### What this task involves:
Read through the data and count the lines that contain the string "title"; give only the result.

### Excerpted data:

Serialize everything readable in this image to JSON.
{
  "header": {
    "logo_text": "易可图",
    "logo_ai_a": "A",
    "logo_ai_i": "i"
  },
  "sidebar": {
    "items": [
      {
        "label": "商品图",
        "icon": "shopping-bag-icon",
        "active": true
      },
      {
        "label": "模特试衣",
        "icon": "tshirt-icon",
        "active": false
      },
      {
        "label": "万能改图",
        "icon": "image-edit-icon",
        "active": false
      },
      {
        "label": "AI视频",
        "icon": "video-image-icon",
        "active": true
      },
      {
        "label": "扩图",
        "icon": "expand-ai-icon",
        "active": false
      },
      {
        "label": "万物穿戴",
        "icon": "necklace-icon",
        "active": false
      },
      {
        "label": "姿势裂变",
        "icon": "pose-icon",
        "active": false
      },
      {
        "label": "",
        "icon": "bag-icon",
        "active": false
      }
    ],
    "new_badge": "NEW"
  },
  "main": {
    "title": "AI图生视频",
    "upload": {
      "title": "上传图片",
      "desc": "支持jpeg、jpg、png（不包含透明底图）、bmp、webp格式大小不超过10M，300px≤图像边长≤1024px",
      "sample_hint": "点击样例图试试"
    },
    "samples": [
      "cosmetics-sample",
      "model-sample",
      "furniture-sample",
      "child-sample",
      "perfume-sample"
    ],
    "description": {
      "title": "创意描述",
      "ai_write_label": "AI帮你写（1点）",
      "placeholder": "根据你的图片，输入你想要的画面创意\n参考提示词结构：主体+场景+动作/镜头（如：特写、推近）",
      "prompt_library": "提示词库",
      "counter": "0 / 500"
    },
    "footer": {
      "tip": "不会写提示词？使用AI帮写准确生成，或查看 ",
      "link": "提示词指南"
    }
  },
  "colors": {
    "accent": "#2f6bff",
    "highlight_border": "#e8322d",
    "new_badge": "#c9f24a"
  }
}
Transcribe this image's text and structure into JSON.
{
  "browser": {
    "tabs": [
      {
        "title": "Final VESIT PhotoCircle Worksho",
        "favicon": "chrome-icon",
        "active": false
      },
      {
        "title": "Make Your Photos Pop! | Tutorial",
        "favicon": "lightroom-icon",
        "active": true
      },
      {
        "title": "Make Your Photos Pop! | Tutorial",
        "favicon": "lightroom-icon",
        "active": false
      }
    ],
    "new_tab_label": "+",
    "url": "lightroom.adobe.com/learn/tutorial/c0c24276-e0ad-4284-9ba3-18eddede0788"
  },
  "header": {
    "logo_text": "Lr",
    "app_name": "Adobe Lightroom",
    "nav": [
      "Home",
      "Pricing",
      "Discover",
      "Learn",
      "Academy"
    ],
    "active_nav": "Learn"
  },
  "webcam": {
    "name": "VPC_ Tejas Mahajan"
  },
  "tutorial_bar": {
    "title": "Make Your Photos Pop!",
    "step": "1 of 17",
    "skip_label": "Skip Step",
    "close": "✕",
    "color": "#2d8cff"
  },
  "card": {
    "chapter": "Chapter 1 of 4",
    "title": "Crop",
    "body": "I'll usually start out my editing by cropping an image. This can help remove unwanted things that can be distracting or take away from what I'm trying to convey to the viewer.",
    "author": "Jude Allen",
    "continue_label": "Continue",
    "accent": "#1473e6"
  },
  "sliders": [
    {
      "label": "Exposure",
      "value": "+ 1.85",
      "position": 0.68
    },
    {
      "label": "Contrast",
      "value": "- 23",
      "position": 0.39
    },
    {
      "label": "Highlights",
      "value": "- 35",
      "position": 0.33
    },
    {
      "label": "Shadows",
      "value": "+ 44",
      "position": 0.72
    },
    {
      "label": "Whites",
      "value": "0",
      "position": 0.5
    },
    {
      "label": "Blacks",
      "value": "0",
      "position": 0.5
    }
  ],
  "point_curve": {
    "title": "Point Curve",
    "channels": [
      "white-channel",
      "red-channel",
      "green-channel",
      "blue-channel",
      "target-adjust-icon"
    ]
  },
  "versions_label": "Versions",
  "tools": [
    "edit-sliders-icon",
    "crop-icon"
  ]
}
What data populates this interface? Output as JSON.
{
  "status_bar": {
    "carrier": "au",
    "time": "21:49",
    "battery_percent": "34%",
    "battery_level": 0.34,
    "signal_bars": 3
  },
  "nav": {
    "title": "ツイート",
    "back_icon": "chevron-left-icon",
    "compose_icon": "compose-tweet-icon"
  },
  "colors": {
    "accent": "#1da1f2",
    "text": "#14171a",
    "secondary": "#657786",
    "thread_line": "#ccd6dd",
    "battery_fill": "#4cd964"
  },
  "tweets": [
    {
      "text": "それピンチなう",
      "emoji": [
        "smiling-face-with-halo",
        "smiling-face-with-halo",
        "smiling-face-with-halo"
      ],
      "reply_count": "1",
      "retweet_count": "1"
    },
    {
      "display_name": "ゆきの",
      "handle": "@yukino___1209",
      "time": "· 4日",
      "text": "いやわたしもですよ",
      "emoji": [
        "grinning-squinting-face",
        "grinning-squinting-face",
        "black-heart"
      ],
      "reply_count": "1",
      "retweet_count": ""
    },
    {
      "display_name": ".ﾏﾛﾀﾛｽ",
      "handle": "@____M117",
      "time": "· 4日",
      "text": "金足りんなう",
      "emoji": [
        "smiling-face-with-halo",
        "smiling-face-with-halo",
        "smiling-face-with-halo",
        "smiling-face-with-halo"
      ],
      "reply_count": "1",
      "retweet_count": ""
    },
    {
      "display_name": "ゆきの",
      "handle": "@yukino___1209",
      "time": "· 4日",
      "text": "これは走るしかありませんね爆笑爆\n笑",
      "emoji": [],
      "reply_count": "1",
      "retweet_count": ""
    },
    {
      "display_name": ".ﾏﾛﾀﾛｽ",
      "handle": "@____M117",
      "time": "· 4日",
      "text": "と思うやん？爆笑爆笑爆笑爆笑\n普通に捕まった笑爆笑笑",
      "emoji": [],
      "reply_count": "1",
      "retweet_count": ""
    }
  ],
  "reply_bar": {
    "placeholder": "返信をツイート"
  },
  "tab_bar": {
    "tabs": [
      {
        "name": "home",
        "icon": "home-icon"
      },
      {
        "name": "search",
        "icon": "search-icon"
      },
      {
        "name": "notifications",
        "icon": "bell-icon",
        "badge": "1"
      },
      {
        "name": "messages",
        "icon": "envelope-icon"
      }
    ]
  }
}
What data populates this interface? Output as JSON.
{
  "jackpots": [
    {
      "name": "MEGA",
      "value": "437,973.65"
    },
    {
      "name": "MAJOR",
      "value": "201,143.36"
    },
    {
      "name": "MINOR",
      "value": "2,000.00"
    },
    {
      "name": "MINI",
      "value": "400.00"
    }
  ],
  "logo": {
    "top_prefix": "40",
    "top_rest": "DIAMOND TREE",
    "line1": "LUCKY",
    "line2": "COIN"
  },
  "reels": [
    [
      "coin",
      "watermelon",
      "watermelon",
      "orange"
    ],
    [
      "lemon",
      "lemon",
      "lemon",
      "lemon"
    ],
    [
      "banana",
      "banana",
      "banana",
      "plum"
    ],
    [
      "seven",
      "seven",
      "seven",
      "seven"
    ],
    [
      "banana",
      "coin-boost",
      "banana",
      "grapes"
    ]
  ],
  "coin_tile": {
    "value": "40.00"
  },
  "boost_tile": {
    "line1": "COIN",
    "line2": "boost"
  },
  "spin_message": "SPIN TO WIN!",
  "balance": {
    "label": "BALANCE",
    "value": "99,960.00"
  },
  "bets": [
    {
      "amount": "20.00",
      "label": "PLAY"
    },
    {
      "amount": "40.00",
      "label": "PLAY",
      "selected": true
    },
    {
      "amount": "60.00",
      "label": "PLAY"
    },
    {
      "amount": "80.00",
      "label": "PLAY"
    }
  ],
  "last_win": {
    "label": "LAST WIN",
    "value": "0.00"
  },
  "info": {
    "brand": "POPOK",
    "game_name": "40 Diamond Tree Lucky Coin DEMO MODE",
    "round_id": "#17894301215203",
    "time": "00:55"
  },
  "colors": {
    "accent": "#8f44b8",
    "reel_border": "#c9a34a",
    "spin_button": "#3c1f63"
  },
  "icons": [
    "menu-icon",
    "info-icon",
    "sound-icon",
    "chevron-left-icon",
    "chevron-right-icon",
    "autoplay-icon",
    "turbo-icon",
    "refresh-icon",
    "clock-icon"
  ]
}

### Solution to this exercise:
10